Provided records:
* * * * * * *

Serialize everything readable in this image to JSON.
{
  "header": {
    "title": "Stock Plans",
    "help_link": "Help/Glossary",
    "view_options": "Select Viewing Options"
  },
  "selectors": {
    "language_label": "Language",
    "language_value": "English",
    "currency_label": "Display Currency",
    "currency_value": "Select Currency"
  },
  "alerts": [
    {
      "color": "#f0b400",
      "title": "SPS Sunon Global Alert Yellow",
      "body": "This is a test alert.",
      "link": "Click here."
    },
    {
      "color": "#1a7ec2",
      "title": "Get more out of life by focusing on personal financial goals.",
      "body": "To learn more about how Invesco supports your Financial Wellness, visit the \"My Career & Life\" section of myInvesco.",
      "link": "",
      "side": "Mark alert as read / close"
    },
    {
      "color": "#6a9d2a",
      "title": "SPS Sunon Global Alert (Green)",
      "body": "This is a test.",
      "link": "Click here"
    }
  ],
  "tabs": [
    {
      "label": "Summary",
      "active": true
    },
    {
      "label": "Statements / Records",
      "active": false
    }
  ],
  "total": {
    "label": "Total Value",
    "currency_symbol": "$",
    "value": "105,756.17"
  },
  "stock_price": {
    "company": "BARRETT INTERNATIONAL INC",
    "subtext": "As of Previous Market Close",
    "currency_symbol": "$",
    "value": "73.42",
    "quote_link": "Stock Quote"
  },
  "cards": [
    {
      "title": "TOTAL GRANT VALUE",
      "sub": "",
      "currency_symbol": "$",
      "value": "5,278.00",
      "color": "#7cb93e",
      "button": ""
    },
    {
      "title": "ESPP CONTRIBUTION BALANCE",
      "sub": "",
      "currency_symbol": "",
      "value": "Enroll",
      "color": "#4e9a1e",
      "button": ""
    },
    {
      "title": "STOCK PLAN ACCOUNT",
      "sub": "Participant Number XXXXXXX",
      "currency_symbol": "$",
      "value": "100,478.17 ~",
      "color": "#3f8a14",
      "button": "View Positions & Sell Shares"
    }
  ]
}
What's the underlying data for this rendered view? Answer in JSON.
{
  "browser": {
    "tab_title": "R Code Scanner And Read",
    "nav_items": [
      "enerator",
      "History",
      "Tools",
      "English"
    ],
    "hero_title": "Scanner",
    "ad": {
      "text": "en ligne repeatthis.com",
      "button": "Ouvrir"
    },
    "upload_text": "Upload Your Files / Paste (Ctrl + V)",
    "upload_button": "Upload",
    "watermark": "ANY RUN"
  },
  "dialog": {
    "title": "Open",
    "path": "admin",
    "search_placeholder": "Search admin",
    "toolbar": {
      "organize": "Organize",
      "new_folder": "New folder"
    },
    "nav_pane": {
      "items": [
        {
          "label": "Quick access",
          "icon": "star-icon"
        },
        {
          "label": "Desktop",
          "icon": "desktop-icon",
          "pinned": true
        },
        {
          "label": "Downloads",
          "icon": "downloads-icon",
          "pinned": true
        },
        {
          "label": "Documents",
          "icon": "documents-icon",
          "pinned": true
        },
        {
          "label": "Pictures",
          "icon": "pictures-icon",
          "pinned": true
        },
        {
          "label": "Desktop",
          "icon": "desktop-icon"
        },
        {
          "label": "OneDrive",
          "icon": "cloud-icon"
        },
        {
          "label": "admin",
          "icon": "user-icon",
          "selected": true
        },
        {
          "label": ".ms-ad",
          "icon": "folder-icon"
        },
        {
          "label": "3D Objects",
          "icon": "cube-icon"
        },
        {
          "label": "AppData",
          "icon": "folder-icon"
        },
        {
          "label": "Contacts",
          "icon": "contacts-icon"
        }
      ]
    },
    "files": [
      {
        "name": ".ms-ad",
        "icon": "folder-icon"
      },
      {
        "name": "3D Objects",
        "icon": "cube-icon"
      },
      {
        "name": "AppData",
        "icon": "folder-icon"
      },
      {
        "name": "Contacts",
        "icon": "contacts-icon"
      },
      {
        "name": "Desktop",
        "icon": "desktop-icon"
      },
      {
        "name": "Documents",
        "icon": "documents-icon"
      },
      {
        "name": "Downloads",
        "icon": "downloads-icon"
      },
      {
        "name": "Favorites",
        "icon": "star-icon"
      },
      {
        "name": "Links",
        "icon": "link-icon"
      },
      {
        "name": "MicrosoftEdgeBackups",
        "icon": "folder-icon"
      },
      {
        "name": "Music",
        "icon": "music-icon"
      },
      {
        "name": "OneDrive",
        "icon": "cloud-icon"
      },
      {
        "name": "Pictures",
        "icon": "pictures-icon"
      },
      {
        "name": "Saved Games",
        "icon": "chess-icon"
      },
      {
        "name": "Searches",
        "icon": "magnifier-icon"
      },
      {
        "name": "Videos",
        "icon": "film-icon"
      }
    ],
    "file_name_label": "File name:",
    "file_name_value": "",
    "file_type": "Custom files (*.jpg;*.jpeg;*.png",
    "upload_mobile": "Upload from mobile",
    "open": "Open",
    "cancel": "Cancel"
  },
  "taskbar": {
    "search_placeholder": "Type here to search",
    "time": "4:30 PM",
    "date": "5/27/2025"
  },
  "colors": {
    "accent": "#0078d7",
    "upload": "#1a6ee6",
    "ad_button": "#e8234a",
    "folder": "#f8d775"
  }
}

* * * * * * *

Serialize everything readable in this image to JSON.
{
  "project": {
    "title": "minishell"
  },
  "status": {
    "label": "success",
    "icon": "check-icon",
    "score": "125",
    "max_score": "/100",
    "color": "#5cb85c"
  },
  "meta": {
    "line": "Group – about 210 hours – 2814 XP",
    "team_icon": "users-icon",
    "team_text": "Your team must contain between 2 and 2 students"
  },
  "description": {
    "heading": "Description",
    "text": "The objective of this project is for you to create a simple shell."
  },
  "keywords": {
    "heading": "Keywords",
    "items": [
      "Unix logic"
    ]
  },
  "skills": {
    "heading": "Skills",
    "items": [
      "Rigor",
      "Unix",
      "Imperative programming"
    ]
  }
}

* * * * * * *

Find every line in the records above that contains the word "body", and copy each one.

Answer for the task:
      "body": "This is a test alert.",
      "body": "To learn more about how Invesco supports your Financial Wellness, visit the \"My Career & Life\" section of myInvesco.",
      "body": "This is a test.",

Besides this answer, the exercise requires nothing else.